> **TRECHO CITADO**:
==================================================
“Calma”, eles dizem. Você engole ou sente que é só a faísca que faltava para o sangue ferver de vez? Quando é importante deixar a polidez de lado e falar o que sentimos, mesmo que possa ser desagradável? E mais: qual é o custo de manter a calma e o sorriso no rosto só para não desagradar os outros?
Segundo uma pesquisa conduzida pela psicóloga sul-africana Susan David, um terço das 70 mil pessoas entrevistadas disse se julgar por ter “emoções ruins”, como tristeza e raiva. “Emoções normais e naturais agora são vistas como boas ou más”, desabafou Susan no TED O dom e o poder da coragem emocional, onde ela explica que a “tirania da positividade” não é apenas cruel como também ineficaz.
São crescentes os estudos indicando que a vida fica melhor quando as pessoas aceitam sentimentos desagradáveis e os encaram em vez de tentar combatê-los. Segundo a especialista, abafar essas emoções dá ainda mais força a elas. A psicóloga defende abraçar e dar vazão aos sentimentos difíceis para ampliar a nossa capacidade de desenvolver competências para lidar com o mundo como ele é, e não como gostaríamos que fosse. “O desconforto é o preço da admissão a uma vida significativa”, diz.
==================================================
> **ENTRADAS FORNECIDAS**:
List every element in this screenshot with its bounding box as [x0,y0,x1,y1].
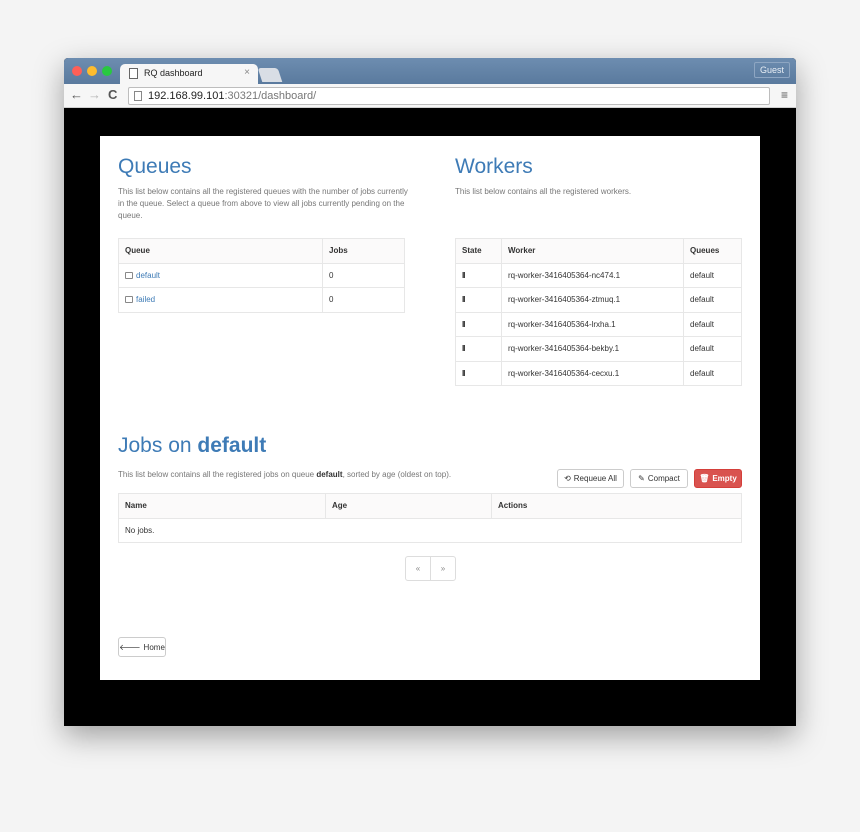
table-row: II rq-worker-3416405364-ztmuq.1 default [455,287,742,313]
queue-column-header: Queue [118,238,323,264]
dashboard-page: Queues This list below contains all the … [100,136,760,680]
pause-icon: II [462,344,466,354]
arrow-left-icon: 🡐 [119,643,141,652]
worker-queues: default [683,287,742,313]
no-jobs-text: No jobs. [118,517,742,543]
pause-icon: II [462,368,466,378]
actions-column-header: Actions [491,493,742,519]
address-bar[interactable]: 192.168.99.101:30321/dashboard/ [128,87,770,105]
worker-name: rq-worker-3416405364-bekby.1 [501,336,684,362]
jobs-column-header: Jobs [322,238,405,264]
name-column-header: Name [118,493,326,519]
table-row: No jobs. [118,517,742,543]
tab-title: RQ dashboard [144,68,203,78]
tab-close-icon[interactable]: × [244,67,250,78]
home-button[interactable]: 🡐 Home [118,637,166,657]
queue-link-default[interactable]: default [136,271,160,280]
pause-icon: II [462,270,466,280]
table-row[interactable]: failed 0 [118,287,405,313]
url-text: 192.168.99.101:30321/dashboard/ [148,90,317,102]
browser-tab[interactable]: RQ dashboard × [120,64,258,84]
compact-button[interactable]: ✎ Compact [630,469,688,488]
queues-table: Queue Jobs default 0 failed 0 [118,238,405,313]
worker-queues: default [683,262,742,288]
inbox-icon [125,296,133,304]
worker-queues: default [683,360,742,386]
guest-profile-button[interactable]: Guest [753,62,790,78]
trash-icon: 🗑 [699,474,710,483]
pause-icon: II [462,295,466,305]
requeue-icon: ⟲ [564,474,571,483]
workers-description: This list below contains all the registe… [455,187,632,196]
worker-queues: default [683,336,742,362]
queue-jobs-count: 0 [322,287,405,313]
reload-icon[interactable]: C [108,88,117,102]
queues-description: This list below contains all the registe… [118,187,408,220]
wand-icon: ✎ [638,474,645,483]
forward-icon[interactable]: → [88,88,101,102]
table-row: II rq-worker-3416405364-cecxu.1 default [455,360,742,386]
workers-table: State Worker Queues II rq-worker-3416405… [455,238,742,386]
back-icon[interactable]: ← [70,88,83,102]
table-row: II rq-worker-3416405364-bekby.1 default [455,336,742,362]
queues-title: Queues [118,155,192,178]
empty-button[interactable]: 🗑 Empty [694,469,742,488]
queues-column-header: Queues [683,238,742,264]
document-icon [129,68,138,79]
worker-name: rq-worker-3416405364-lrxha.1 [501,311,684,337]
workers-title: Workers [455,155,533,178]
worker-column-header: Worker [501,238,684,264]
table-row[interactable]: default 0 [118,262,405,288]
pager-next-button[interactable]: » [430,557,455,580]
jobs-title: Jobs on default [118,434,267,457]
pause-icon: II [462,319,466,329]
worker-name: rq-worker-3416405364-ztmuq.1 [501,287,684,313]
table-row: II rq-worker-3416405364-nc474.1 default [455,262,742,288]
worker-name: rq-worker-3416405364-cecxu.1 [501,360,684,386]
table-row: II rq-worker-3416405364-lrxha.1 default [455,311,742,337]
new-tab-button[interactable] [257,68,283,82]
worker-name: rq-worker-3416405364-nc474.1 [501,262,684,288]
maximize-window-button[interactable] [102,66,112,76]
page-icon [134,91,142,101]
title-bar: RQ dashboard × Guest [64,58,796,84]
browser-window: RQ dashboard × Guest ← → C 192.168.99.10… [64,58,796,726]
minimize-window-button[interactable] [87,66,97,76]
jobs-table: Name Age Actions No jobs. [118,493,742,543]
state-column-header: State [455,238,502,264]
jobs-description: This list below contains all the registe… [118,470,452,479]
queue-jobs-count: 0 [322,262,405,288]
close-window-button[interactable] [72,66,82,76]
age-column-header: Age [325,493,492,519]
browser-toolbar: ← → C 192.168.99.101:30321/dashboard/ ≡ [64,84,796,108]
inbox-icon [125,271,133,279]
pagination: « » [405,556,456,581]
requeue-all-button[interactable]: ⟲ Requeue All [557,469,624,488]
queue-link-failed[interactable]: failed [136,295,155,304]
worker-queues: default [683,311,742,337]
pager-prev-button[interactable]: « [406,557,430,580]
menu-icon[interactable]: ≡ [781,88,788,102]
==================================================
> **LISTA DE TAREFAS**:
a. Quais perguntas aparecem no primeiro parágrafo do trecho sobre emoções? Transcreva todas.
b. Reescreva a parte do trecho sobre emoções entre "Segundo uma pesquisa" e "como também ineficaz.", inclusive, trocando "raiva" por "medo".
As entradas formam um material à parte, independente do trecho.

> **SOLUÇÕES POR TAREFA**:
a.
- Você engole ou sente que é só a faísca que faltava para o sangue ferver de vez?
- Quando é importante deixar a polidez de lado e falar o que sentimos, mesmo que possa ser desagradável?
- E mais: qual é o custo de manter a calma e o sorriso no rosto só para não desagradar os outros?

b.
Segundo uma pesquisa conduzida pela psicóloga sul-africana Susan David, um terço das 70 mil pessoas entrevistadas disse se julgar por ter “emoções ruins”, como tristeza e medo. “Emoções normais e naturais agora são vistas como boas ou más”, desabafou Susan no TED O dom e o poder da coragem emocional, onde ela explica que a “tirania da positividade” não é apenas cruel como também ineficaz.